## STATED EXERCISE
Exactly reproduce each entry, leaving out nothing.

Entries from a dataset
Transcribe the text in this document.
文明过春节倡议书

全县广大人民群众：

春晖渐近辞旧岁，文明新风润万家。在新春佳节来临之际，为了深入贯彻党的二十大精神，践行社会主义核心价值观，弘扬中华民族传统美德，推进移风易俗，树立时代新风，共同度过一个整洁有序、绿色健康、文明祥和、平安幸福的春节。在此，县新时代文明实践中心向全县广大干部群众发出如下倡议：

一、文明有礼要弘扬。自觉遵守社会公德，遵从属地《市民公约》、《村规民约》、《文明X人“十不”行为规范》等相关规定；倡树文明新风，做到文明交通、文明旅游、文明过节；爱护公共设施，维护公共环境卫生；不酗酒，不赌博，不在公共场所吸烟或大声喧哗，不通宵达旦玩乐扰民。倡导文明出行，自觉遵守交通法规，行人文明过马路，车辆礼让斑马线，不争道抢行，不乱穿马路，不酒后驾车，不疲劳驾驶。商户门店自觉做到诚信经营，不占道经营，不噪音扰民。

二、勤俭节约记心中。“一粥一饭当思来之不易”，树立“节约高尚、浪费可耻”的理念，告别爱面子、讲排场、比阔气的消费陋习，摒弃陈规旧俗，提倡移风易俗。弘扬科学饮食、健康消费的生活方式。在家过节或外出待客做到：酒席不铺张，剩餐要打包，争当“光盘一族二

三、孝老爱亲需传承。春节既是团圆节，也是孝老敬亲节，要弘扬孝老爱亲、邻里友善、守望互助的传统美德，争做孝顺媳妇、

## THE REPLY
Transcribe the text in this document.
文明过春节倡议书

全县广大人民群众：

春晖渐近辞旧岁，文明新风润万家。在新春佳节来临之际，为了深入贯彻党的二十大精神，践行社会主义核心价值观，弘扬中华民族传统美德，推进移风易俗，树立时代新风，共同度过一个整洁有序、绿色健康、文明祥和、平安幸福的春节。在此，县新时代文明实践中心向全县广大干部群众发出如下倡议：

一、文明有礼要弘扬。自觉遵守社会公德，遵从属地《市民公约》、《村规民约》、《文明X人“十不”行为规范》等相关规定；倡树文明新风，做到文明交通、文明旅游、文明过节；爱护公共设施，维护公共环境卫生；不酗酒，不赌博，不在公共场所吸烟或大声喧哗，不通宵达旦玩乐扰民。倡导文明出行，自觉遵守交通法规，行人文明过马路，车辆礼让斑马线，不争道抢行，不乱穿马路，不酒后驾车，不疲劳驾驶。商户门店自觉做到诚信经营，不占道经营，不噪音扰民。

二、勤俭节约记心中。“一粥一饭当思来之不易”，树立“节约高尚、浪费可耻”的理念，告别爱面子、讲排场、比阔气的消费陋习，摒弃陈规旧俗，提倡移风易俗。弘扬科学饮食、健康消费的生活方式。在家过节或外出待客做到：酒席不铺张，剩餐要打包，争当“光盘一族二

三、孝老爱亲需传承。春节既是团圆节，也是孝老敬亲节，要弘扬孝老爱亲、邻里友善、守望互助的传统美德，争做孝顺媳妇、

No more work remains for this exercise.